Exercise details: Your task is to output the entries below word for word.

Data provided:
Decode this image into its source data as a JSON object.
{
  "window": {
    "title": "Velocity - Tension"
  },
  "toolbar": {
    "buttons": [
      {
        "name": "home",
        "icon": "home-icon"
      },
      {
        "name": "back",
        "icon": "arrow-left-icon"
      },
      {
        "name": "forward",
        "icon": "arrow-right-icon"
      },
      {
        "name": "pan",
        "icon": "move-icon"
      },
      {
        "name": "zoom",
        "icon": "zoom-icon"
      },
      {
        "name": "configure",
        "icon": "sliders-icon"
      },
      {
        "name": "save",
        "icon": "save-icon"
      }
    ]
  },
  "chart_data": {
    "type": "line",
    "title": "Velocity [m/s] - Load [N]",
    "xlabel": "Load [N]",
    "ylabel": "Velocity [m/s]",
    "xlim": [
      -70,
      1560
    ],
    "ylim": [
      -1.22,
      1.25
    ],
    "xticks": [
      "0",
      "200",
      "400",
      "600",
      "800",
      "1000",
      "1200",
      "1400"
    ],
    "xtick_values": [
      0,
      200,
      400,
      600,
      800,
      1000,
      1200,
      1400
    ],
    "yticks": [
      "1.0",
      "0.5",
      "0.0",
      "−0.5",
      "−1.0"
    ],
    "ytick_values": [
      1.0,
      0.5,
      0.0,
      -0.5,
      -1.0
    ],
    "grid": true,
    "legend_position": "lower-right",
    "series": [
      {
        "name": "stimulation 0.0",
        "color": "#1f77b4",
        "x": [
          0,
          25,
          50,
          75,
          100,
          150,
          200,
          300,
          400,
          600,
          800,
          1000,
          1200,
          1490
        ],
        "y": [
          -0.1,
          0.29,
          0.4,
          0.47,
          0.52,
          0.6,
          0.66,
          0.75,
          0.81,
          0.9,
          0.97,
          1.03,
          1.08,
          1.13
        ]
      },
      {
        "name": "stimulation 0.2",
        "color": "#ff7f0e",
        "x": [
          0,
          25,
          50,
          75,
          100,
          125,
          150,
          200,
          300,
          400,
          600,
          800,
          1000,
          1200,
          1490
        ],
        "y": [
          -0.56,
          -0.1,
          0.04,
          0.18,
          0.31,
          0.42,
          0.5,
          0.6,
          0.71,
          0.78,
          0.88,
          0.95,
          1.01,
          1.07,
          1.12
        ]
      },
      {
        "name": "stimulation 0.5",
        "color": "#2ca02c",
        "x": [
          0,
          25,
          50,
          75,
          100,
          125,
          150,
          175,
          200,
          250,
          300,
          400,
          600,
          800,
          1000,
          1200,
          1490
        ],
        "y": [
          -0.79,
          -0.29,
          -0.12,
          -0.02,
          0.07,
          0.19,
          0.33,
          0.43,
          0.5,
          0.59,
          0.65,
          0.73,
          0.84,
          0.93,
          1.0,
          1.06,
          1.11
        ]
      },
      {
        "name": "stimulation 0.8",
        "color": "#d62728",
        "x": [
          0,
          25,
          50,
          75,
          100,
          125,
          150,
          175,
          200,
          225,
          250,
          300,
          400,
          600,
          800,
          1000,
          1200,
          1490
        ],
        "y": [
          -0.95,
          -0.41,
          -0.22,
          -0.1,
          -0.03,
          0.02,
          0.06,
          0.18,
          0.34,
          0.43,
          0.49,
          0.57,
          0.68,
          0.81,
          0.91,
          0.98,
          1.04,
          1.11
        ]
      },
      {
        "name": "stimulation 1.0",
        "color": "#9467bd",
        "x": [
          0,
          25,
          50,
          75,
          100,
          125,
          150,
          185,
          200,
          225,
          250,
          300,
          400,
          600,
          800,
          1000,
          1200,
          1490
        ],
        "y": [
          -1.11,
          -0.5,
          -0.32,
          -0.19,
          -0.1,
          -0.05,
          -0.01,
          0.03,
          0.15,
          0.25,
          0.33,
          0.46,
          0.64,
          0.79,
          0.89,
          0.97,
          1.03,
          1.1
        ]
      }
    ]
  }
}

Written response:
Decode this image into its source data as a JSON object.
{
  "window": {
    "title": "Velocity - Tension"
  },
  "toolbar": {
    "buttons": [
      {
        "name": "home",
        "icon": "home-icon"
      },
      {
        "name": "back",
        "icon": "arrow-left-icon"
      },
      {
        "name": "forward",
        "icon": "arrow-right-icon"
      },
      {
        "name": "pan",
        "icon": "move-icon"
      },
      {
        "name": "zoom",
        "icon": "zoom-icon"
      },
      {
        "name": "configure",
        "icon": "sliders-icon"
      },
      {
        "name": "save",
        "icon": "save-icon"
      }
    ]
  },
  "chart_data": {
    "type": "line",
    "title": "Velocity [m/s] - Load [N]",
    "xlabel": "Load [N]",
    "ylabel": "Velocity [m/s]",
    "xlim": [
      -70,
      1560
    ],
    "ylim": [
      -1.22,
      1.25
    ],
    "xticks": [
      "0",
      "200",
      "400",
      "600",
      "800",
      "1000",
      "1200",
      "1400"
    ],
    "xtick_values": [
      0,
      200,
      400,
      600,
      800,
      1000,
      1200,
      1400
    ],
    "yticks": [
      "1.0",
      "0.5",
      "0.0",
      "−0.5",
      "−1.0"
    ],
    "ytick_values": [
      1.0,
      0.5,
      0.0,
      -0.5,
      -1.0
    ],
    "grid": true,
    "legend_position": "lower-right",
    "series": [
      {
        "name": "stimulation 0.0",
        "color": "#1f77b4",
        "x": [
          0,
          25,
          50,
          75,
          100,
          150,
          200,
          300,
          400,
          600,
          800,
          1000,
          1200,
          1490
        ],
        "y": [
          -0.1,
          0.29,
          0.4,
          0.47,
          0.52,
          0.6,
          0.66,
          0.75,
          0.81,
          0.9,
          0.97,
          1.03,
          1.08,
          1.13
        ]
      },
      {
        "name": "stimulation 0.2",
        "color": "#ff7f0e",
        "x": [
          0,
          25,
          50,
          75,
          100,
          125,
          150,
          200,
          300,
          400,
          600,
          800,
          1000,
          1200,
          1490
        ],
        "y": [
          -0.56,
          -0.1,
          0.04,
          0.18,
          0.31,
          0.42,
          0.5,
          0.6,
          0.71,
          0.78,
          0.88,
          0.95,
          1.01,
          1.07,
          1.12
        ]
      },
      {
        "name": "stimulation 0.5",
        "color": "#2ca02c",
        "x": [
          0,
          25,
          50,
          75,
          100,
          125,
          150,
          175,
          200,
          250,
          300,
          400,
          600,
          800,
          1000,
          1200,
          1490
        ],
        "y": [
          -0.79,
          -0.29,
          -0.12,
          -0.02,
          0.07,
          0.19,
          0.33,
          0.43,
          0.5,
          0.59,
          0.65,
          0.73,
          0.84,
          0.93,
          1.0,
          1.06,
          1.11
        ]
      },
      {
        "name": "stimulation 0.8",
        "color": "#d62728",
        "x": [
          0,
          25,
          50,
          75,
          100,
          125,
          150,
          175,
          200,
          225,
          250,
          300,
          400,
          600,
          800,
          1000,
          1200,
          1490
        ],
        "y": [
          -0.95,
          -0.41,
          -0.22,
          -0.1,
          -0.03,
          0.02,
          0.06,
          0.18,
          0.34,
          0.43,
          0.49,
          0.57,
          0.68,
          0.81,
          0.91,
          0.98,
          1.04,
          1.11
        ]
      },
      {
        "name": "stimulation 1.0",
        "color": "#9467bd",
        "x": [
          0,
          25,
          50,
          75,
          100,
          125,
          150,
          185,
          200,
          225,
          250,
          300,
          400,
          600,
          800,
          1000,
          1200,
          1490
        ],
        "y": [
          -1.11,
          -0.5,
          -0.32,
          -0.19,
          -0.1,
          -0.05,
          -0.01,
          0.03,
          0.15,
          0.25,
          0.33,
          0.46,
          0.64,
          0.79,
          0.89,
          0.97,
          1.03,
          1.1
        ]
      }
    ]
  }
}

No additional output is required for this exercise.